*** Dataset rows ***

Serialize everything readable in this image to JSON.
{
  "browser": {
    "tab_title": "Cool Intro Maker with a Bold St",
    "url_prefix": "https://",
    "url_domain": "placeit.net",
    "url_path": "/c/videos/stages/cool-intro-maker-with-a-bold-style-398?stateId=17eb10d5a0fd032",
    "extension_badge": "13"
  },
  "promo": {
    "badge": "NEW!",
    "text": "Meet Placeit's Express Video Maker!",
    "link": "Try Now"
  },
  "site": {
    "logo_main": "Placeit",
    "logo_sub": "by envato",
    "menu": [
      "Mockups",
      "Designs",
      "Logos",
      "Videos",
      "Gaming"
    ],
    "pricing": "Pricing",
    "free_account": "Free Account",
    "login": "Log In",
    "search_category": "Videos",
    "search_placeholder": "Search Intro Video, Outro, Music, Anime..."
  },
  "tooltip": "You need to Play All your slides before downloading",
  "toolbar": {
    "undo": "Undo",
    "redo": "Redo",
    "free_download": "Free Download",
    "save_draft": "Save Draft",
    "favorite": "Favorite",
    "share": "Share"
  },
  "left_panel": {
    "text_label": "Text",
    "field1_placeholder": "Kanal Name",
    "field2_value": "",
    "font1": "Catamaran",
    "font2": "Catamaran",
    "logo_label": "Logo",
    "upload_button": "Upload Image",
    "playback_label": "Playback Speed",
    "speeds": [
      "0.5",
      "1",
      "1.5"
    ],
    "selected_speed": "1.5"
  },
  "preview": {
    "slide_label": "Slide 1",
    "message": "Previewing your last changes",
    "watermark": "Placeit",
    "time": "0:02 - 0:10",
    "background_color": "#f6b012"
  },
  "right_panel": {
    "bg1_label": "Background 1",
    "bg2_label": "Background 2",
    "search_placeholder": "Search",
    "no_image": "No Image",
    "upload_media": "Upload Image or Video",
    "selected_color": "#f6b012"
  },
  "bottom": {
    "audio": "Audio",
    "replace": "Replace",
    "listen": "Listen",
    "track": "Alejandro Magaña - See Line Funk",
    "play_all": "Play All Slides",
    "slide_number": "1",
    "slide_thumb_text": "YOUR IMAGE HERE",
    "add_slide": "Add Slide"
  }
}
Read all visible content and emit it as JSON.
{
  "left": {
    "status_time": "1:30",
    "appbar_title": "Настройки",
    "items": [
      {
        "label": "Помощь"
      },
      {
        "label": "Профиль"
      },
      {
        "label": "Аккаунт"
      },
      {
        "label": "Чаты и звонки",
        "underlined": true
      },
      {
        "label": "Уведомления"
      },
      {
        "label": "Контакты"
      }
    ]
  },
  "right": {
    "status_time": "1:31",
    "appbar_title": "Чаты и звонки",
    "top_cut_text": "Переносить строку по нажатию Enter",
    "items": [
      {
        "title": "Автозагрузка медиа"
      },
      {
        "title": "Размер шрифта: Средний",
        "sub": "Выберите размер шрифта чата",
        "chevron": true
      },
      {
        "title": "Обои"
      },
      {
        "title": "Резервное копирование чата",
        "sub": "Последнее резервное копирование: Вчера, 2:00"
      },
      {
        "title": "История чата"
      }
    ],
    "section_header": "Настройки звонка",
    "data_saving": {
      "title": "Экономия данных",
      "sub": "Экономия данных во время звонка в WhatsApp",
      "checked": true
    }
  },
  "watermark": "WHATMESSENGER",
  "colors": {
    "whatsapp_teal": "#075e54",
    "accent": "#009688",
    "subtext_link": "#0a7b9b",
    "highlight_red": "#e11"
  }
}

***

What the task requires:
Restate each record word for word.

Output for this task:
Serialize everything readable in this image to JSON.
{
  "browser": {
    "tab_title": "Cool Intro Maker with a Bold St",
    "url_prefix": "https://",
    "url_domain": "placeit.net",
    "url_path": "/c/videos/stages/cool-intro-maker-with-a-bold-style-398?stateId=17eb10d5a0fd032",
    "extension_badge": "13"
  },
  "promo": {
    "badge": "NEW!",
    "text": "Meet Placeit's Express Video Maker!",
    "link": "Try Now"
  },
  "site": {
    "logo_main": "Placeit",
    "logo_sub": "by envato",
    "menu": [
      "Mockups",
      "Designs",
      "Logos",
      "Videos",
      "Gaming"
    ],
    "pricing": "Pricing",
    "free_account": "Free Account",
    "login": "Log In",
    "search_category": "Videos",
    "search_placeholder": "Search Intro Video, Outro, Music, Anime..."
  },
  "tooltip": "You need to Play All your slides before downloading",
  "toolbar": {
    "undo": "Undo",
    "redo": "Redo",
    "free_download": "Free Download",
    "save_draft": "Save Draft",
    "favorite": "Favorite",
    "share": "Share"
  },
  "left_panel": {
    "text_label": "Text",
    "field1_placeholder": "Kanal Name",
    "field2_value": "",
    "font1": "Catamaran",
    "font2": "Catamaran",
    "logo_label": "Logo",
    "upload_button": "Upload Image",
    "playback_label": "Playback Speed",
    "speeds": [
      "0.5",
      "1",
      "1.5"
    ],
    "selected_speed": "1.5"
  },
  "preview": {
    "slide_label": "Slide 1",
    "message": "Previewing your last changes",
    "watermark": "Placeit",
    "time": "0:02 - 0:10",
    "background_color": "#f6b012"
  },
  "right_panel": {
    "bg1_label": "Background 1",
    "bg2_label": "Background 2",
    "search_placeholder": "Search",
    "no_image": "No Image",
    "upload_media": "Upload Image or Video",
    "selected_color": "#f6b012"
  },
  "bottom": {
    "audio": "Audio",
    "replace": "Replace",
    "listen": "Listen",
    "track": "Alejandro Magaña - See Line Funk",
    "play_all": "Play All Slides",
    "slide_number": "1",
    "slide_thumb_text": "YOUR IMAGE HERE",
    "add_slide": "Add Slide"
  }
}
Read all visible content and emit it as JSON.
{
  "left": {
    "status_time": "1:30",
    "appbar_title": "Настройки",
    "items": [
      {
        "label": "Помощь"
      },
      {
        "label": "Профиль"
      },
      {
        "label": "Аккаунт"
      },
      {
        "label": "Чаты и звонки",
        "underlined": true
      },
      {
        "label": "Уведомления"
      },
      {
        "label": "Контакты"
      }
    ]
  },
  "right": {
    "status_time": "1:31",
    "appbar_title": "Чаты и звонки",
    "top_cut_text": "Переносить строку по нажатию Enter",
    "items": [
      {
        "title": "Автозагрузка медиа"
      },
      {
        "title": "Размер шрифта: Средний",
        "sub": "Выберите размер шрифта чата",
        "chevron": true
      },
      {
        "title": "Обои"
      },
      {
        "title": "Резервное копирование чата",
        "sub": "Последнее резервное копирование: Вчера, 2:00"
      },
      {
        "title": "История чата"
      }
    ],
    "section_header": "Настройки звонка",
    "data_saving": {
      "title": "Экономия данных",
      "sub": "Экономия данных во время звонка в WhatsApp",
      "checked": true
    }
  },
  "watermark": "WHATMESSENGER",
  "colors": {
    "whatsapp_teal": "#075e54",
    "accent": "#009688",
    "subtext_link": "#0a7b9b",
    "highlight_red": "#e11"
  }
}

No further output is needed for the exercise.